Provided text:
The way that the number of neurons in the fully connected layer is selected randomly is similar to the proposed procedure of Kanwal et al. [32]. More specifically, Bergstra and Bengio [40] demonstrated that selecting hyperparameters randomly works the same as or better than the grid search technique in similar frontiers, while resource usage is lower. Based on that, Kanwal et al. [32] randomly selected many hyperparameters, such as the number of hidden layers, dense layers’ neurons, and the learning rate. However, this study merely employed this technique to select the number of neurons in the fully connected layer.
Moreover, Fig. 4 illustrates the distribution of weights in the DSD-LSTM model across different stages of the DSD training strategy. During the initial step (dense), the distribution resembles a normal distribution. However, in the subsequent step, where weights are pruned, and the model undergoes re-training, a gap becomes evident at the center. In the final step, pruned weights are initialized with zero, resulting in a concentration of parameters near zero. Nonetheless, the distribution from the previous step remains largely unchanged due to using one-tenth of the original learning rate in the re-dense step to guide the model towards a slightly improved local minimum by expanding its capacity.
Examining number of clusters and distance measure
Tables 1 and 2 demonstrate the performance of the K-means-LSTM model with different numbers of clusters and two distance measures, i.e., Euclidean and DTW, for the WTI and Brent datasets. Evidently, the performance of the two distance measures is quite the same, but the impact of the number of clusters is clearer. Therefore, using Euclidean is a better choice since it is lighter and faster. By looking at different clusters in Table 1, The best number for Euclidean distance is 8, which is better than all K-means-LSTM models trained with DTW distance. Moreover, 6 clusters performed worse than 4 and 8 clusters for both distance measures. It shows the importance of several clusters since using the wrong number of clusters can diminish the performance, no matter what other hyperparameters are employed. Also, for DTW in the WTI dataset, the best numbers of clusters are 2, 10, and 4, respectively.
Moreover, Table 2 is related to the performance of K-means-LSTM on the Brent dataset. Results demonstrate that the best performance of both distance measures is with two clusters. This means using two clusters is the best way to divide the dataset. Additionally, the second-best number of clusters is six for both measures. Again, the errors of Euclidean and DTW are close to each other in all clusters. However, the best error belongs to Euclidean distance.
Examining the sparsity value
Sparsity value plays an essential role in the DSD training strategy. While the higher values cause the model to lose important connections, the lower values do not impact much. Therefore, choosing an appropriate sparsity can lead to better performances. Table 3 depicts the performance of the DSD-LSTM model with different sparsities for the pruning step. Although the MAE of DSD-LSTM models for the WTI and Brent datasets is better with 25% compared to 35%, using 35% has better RMSE and R2. Since the improvement in RMSE is greater than the MAE deterioration, the overall performance of 35% sparsity is better than 25%. Also, the performance diminishes with higher values of sparsity (i.e., 45% and 55%). Therefore, an appropriate amount of pruning can be 35%.

Raw records:

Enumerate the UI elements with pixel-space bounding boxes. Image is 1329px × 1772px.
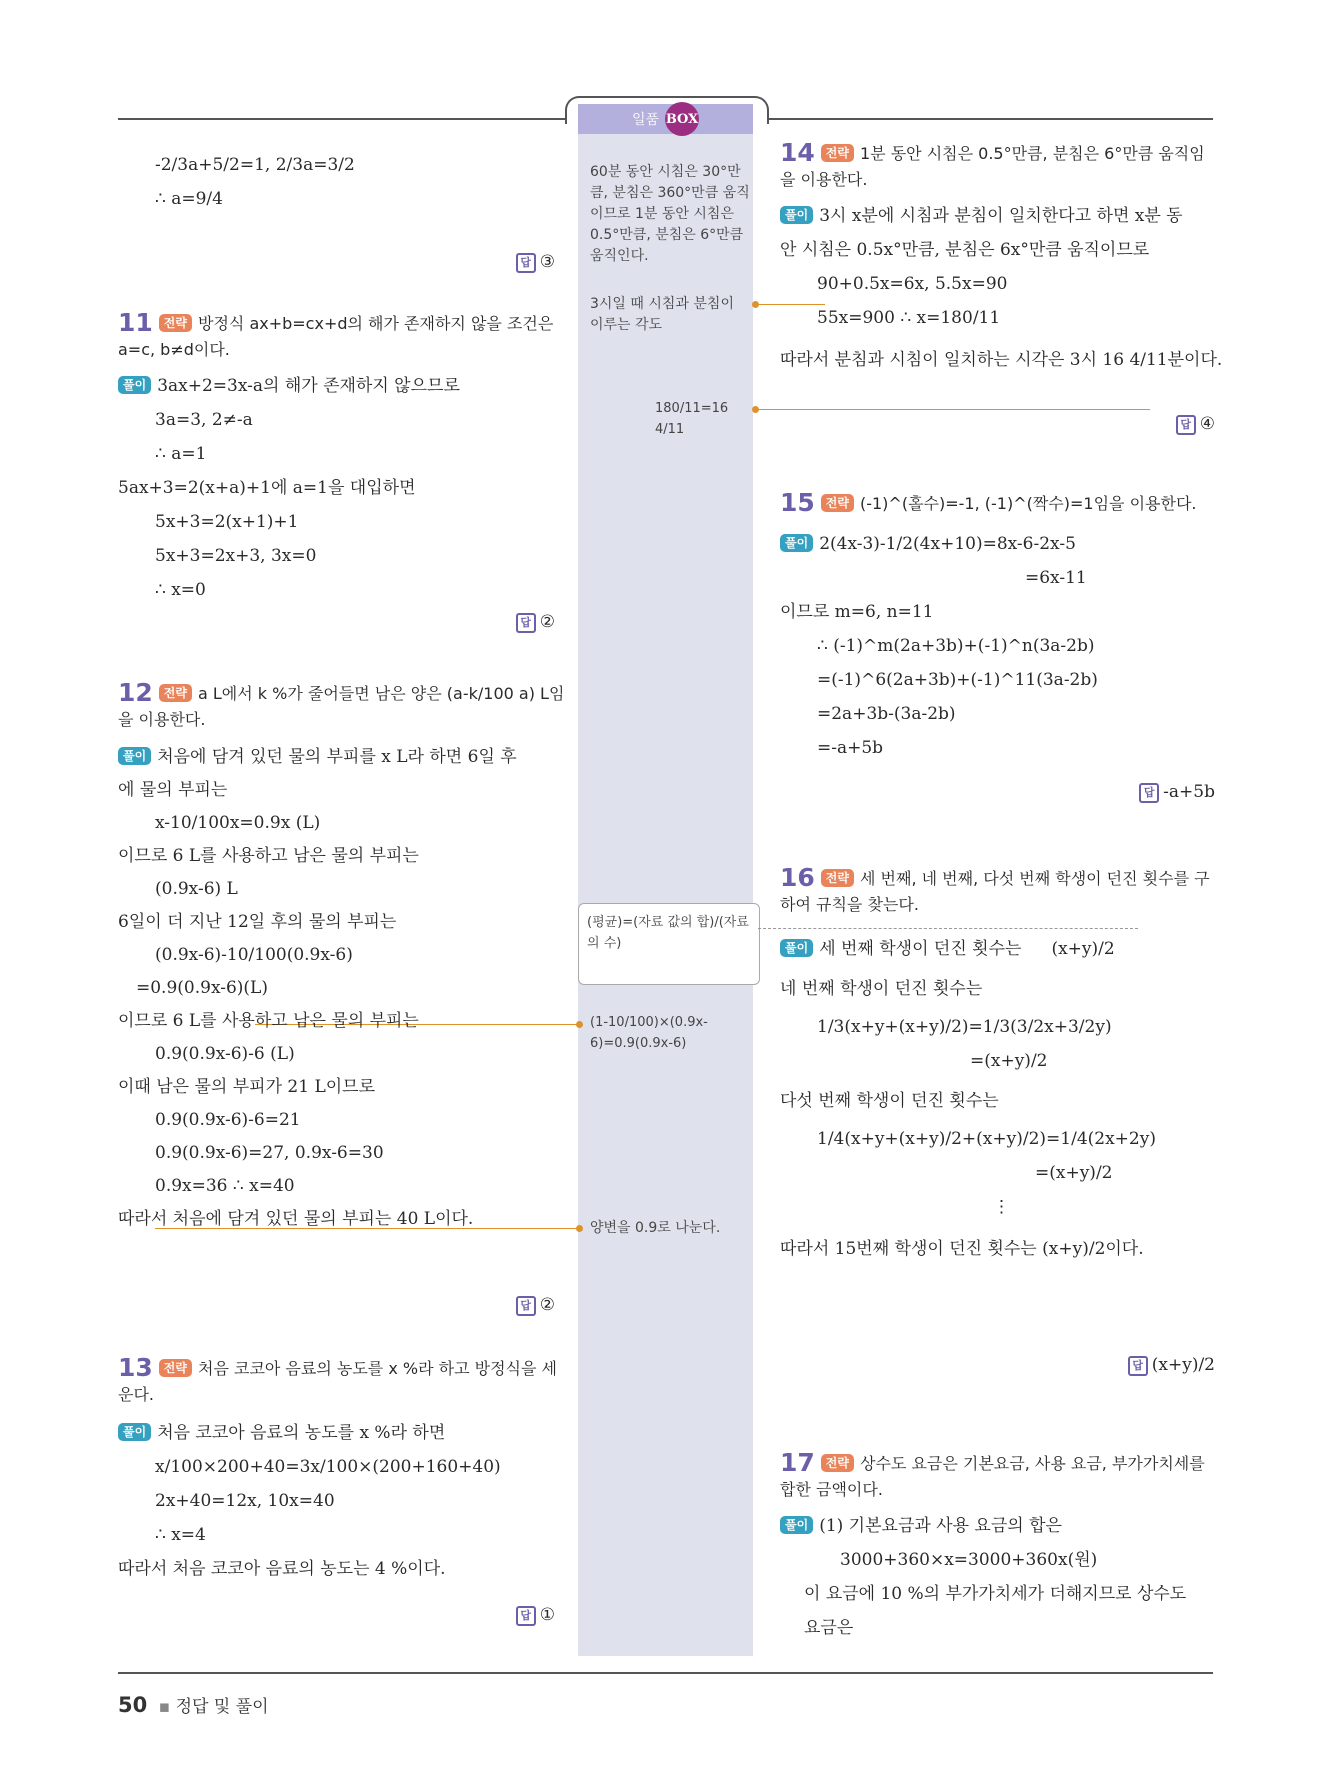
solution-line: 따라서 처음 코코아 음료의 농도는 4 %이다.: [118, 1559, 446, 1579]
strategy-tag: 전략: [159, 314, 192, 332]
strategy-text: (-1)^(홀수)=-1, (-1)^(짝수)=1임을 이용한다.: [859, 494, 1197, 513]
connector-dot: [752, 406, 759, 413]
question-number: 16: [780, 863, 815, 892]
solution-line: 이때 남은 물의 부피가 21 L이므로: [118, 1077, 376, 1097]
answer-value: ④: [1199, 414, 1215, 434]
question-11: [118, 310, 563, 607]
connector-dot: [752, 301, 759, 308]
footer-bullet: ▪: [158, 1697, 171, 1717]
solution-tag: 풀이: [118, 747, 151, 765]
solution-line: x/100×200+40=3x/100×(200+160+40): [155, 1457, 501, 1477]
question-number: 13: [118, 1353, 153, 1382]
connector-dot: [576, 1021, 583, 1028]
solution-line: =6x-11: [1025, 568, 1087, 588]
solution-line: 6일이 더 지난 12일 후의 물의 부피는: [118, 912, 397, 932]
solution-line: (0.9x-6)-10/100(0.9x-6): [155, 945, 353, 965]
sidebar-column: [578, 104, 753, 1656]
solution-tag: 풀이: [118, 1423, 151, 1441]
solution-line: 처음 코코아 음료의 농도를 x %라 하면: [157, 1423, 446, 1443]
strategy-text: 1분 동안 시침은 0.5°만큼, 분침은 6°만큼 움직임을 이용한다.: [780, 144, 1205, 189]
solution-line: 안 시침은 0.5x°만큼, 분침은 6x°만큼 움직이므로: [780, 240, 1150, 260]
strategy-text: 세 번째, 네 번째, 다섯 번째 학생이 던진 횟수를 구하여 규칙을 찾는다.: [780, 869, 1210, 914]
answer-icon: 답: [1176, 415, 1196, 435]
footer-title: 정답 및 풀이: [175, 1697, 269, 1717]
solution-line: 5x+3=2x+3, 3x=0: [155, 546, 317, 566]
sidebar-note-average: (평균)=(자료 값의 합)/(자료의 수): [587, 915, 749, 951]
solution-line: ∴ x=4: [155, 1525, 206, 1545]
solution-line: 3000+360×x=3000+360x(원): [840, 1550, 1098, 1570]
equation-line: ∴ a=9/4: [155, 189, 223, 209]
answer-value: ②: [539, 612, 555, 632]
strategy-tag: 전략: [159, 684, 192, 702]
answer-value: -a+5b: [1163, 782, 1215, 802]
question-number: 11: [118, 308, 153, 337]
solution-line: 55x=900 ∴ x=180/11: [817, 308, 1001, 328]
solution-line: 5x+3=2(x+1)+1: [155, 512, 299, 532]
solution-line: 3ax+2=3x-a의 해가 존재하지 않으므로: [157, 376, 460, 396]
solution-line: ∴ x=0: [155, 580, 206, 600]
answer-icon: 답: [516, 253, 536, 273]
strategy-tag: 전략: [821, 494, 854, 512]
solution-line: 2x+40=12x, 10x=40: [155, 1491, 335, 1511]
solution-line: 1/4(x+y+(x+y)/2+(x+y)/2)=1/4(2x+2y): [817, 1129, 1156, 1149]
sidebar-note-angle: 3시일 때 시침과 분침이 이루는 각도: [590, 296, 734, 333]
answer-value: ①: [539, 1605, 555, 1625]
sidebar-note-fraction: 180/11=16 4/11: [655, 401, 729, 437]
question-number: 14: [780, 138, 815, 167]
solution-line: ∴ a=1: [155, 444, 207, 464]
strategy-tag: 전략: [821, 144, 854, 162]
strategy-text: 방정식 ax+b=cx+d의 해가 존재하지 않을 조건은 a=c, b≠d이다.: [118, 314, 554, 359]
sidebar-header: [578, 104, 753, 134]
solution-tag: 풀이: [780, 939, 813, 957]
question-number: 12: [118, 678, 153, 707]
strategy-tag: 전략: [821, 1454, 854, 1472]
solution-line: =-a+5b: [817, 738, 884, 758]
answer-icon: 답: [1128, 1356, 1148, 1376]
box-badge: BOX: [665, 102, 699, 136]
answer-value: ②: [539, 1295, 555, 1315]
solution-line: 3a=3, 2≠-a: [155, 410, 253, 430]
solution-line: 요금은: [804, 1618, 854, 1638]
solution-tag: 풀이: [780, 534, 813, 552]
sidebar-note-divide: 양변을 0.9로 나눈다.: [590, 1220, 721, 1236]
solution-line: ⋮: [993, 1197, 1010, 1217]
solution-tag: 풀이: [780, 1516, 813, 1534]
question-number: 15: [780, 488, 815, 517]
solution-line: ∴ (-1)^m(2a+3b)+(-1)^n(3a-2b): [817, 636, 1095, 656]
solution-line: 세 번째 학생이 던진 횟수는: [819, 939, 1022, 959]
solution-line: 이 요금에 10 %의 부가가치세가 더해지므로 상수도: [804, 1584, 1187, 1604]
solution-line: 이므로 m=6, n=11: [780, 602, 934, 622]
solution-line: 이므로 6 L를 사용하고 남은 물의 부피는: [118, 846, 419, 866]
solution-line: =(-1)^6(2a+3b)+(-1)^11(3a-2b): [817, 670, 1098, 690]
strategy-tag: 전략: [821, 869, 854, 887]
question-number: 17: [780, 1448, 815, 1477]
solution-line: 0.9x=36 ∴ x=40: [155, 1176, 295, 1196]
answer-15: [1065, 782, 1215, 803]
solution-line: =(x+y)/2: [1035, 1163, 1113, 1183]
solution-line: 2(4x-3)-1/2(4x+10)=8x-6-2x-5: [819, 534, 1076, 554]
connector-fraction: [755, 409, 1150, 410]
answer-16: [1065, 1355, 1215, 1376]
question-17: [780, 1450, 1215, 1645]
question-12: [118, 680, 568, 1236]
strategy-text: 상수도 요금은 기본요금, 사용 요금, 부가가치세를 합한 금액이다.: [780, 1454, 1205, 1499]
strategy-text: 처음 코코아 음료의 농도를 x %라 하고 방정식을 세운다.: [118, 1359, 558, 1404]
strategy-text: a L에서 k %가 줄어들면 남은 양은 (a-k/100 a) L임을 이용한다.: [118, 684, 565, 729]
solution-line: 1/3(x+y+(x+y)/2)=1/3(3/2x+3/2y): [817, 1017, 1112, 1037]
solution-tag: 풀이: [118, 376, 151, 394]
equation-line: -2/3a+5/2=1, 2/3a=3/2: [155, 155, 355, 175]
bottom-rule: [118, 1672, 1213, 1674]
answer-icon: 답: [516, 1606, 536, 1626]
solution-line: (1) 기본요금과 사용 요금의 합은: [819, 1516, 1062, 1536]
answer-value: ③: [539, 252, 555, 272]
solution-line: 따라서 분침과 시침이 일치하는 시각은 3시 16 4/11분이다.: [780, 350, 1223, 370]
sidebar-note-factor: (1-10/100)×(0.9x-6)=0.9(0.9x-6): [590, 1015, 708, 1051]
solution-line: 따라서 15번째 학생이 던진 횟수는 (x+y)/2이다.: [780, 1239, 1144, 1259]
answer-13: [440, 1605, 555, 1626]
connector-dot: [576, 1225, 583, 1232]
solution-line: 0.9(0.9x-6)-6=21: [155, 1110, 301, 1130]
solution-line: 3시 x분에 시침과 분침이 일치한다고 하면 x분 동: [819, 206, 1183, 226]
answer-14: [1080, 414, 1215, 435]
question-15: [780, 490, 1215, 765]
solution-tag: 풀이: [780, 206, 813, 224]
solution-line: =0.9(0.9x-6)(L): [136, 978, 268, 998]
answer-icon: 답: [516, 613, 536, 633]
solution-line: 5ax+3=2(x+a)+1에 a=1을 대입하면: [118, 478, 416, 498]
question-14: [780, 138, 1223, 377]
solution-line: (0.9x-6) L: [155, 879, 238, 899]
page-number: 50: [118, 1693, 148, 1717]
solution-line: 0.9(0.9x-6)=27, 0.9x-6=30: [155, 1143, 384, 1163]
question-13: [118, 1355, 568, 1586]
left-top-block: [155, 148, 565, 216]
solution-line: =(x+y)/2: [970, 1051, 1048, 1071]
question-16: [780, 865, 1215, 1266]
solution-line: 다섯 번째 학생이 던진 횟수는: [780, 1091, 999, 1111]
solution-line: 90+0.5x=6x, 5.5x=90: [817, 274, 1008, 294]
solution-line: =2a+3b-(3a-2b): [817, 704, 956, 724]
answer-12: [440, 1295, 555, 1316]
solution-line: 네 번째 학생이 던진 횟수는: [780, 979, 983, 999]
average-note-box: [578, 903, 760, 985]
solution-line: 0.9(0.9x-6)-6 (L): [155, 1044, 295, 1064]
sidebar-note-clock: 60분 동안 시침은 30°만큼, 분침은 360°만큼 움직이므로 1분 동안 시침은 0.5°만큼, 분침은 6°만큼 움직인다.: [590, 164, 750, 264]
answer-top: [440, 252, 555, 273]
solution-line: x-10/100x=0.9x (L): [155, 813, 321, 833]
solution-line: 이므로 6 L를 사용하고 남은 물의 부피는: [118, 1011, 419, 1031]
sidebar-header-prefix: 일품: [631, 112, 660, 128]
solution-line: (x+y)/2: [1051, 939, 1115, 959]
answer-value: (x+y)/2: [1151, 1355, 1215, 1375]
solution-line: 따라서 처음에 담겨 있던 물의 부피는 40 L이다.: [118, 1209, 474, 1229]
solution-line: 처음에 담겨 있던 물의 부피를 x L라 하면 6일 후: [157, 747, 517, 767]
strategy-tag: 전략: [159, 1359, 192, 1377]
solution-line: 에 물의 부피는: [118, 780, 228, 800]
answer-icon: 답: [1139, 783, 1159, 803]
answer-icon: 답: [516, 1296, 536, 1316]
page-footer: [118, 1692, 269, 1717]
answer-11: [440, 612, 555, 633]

Directions:
A) From the text on tuning the LSTM models, list every sparsity value that it mentions for the pruning step.
B) Write what comes next in the text on tuning the LSTM models, picking up after its final sentence.

Answers for this exercise:
A) 25%, 35%, 45%, 55%

B)
Evaluation against simplified models
Table 4 shows the results of the proposed model (K-means-DSD-LSTM), DSD-LSTM, K-means-LSTM, and LSTM. In the WTI dataset, the MAE of K-means-LSTM was reduced by about 0.11 compared to LSTM, and RMSE was decreased by about 0.04. Also, improvements in MAPE and R2 are evident. It demonstrates that using clustering in the proposed way could enhance the model’s performance. While the improvement of K-means-LSTM compared to LSTM on the Brent dataset is clearer in the RMSE metric compared to MAE, it still proves that all metrics can be enhanced just by utilizing clustering.
However, DSD-LSTM is superior to LSTM in all metrics, and the improvement is significant in some metrics. For instance, in the WTI dataset, MAPE is reduced by about 0.44, whereas in the Brent dataset, the reduction is about 0.35. It is imperative to emphasize that this enhancement solely stems from altering the learning strategy to DSD. As a result, the execution time and size of the LSTM and DSD-LSTM models remain unaltered.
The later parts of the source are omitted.